(Data records)
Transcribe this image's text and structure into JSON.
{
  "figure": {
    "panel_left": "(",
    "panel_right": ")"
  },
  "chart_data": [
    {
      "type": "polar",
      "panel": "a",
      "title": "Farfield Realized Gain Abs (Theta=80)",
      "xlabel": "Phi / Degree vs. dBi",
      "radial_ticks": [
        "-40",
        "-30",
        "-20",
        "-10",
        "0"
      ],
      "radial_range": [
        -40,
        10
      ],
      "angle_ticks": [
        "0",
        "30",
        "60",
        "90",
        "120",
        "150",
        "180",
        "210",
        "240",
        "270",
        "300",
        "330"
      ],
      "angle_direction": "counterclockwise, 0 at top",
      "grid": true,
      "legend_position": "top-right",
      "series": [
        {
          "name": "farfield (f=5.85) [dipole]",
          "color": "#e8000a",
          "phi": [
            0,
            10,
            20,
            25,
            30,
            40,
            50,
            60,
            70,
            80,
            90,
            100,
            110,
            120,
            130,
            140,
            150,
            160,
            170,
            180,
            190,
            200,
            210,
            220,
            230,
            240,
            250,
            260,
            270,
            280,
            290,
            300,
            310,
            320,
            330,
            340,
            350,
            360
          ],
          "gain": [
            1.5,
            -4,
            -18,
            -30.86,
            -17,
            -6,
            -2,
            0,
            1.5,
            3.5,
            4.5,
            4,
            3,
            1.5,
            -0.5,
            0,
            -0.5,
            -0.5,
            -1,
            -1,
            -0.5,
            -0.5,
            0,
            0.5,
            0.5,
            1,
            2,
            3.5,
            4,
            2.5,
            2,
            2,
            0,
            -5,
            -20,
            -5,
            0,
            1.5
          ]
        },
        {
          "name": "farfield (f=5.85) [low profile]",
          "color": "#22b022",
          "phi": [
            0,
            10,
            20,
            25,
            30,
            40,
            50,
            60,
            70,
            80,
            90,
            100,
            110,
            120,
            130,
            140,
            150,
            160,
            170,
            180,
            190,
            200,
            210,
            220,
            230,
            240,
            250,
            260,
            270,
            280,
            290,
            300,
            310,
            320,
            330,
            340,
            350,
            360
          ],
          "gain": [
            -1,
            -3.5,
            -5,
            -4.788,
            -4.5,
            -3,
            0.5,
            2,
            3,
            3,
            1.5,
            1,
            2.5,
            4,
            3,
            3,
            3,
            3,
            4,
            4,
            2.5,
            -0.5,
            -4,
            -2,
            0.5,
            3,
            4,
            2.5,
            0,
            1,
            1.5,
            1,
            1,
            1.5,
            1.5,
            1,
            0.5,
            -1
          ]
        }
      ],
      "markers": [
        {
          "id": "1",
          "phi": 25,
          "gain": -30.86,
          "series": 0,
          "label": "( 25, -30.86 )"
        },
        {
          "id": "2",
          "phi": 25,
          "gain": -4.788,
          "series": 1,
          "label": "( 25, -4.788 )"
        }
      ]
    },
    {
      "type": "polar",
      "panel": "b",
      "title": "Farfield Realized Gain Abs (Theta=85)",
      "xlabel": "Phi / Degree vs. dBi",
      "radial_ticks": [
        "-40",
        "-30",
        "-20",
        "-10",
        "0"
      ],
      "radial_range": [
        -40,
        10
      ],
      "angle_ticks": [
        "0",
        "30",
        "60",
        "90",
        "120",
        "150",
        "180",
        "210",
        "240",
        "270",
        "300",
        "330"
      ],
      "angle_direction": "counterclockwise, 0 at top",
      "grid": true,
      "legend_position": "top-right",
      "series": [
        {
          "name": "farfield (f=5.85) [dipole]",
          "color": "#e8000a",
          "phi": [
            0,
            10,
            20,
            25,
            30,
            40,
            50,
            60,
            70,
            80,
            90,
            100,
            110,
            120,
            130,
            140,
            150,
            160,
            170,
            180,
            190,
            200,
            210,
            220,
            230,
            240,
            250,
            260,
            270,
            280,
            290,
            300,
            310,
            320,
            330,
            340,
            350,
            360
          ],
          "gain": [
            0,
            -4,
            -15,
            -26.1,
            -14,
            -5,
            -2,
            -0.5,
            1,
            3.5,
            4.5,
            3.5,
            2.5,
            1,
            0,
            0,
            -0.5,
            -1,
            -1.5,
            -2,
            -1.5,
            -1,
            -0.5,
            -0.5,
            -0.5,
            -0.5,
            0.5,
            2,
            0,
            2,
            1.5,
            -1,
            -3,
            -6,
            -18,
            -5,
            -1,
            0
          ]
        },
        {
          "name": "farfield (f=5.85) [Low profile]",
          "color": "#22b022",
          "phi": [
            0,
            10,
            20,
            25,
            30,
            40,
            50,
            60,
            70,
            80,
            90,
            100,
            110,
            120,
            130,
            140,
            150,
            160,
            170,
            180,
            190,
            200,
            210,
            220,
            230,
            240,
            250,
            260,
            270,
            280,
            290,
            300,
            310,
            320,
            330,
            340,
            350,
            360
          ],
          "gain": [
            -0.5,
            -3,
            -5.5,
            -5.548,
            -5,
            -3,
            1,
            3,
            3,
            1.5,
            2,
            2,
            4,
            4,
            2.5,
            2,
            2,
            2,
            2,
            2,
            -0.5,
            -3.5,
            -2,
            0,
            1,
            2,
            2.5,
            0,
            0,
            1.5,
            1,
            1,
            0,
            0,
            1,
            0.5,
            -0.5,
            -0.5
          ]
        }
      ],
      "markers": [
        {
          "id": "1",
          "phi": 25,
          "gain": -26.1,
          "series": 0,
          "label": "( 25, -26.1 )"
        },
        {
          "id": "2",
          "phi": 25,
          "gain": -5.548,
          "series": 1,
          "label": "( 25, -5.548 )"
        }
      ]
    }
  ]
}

● Exercise details: Go over the data above and copy every line that has the word "title" in it.

● Task solution:
      "title": "Farfield Realized Gain Abs (Theta=80)",
      "title": "Farfield Realized Gain Abs (Theta=85)",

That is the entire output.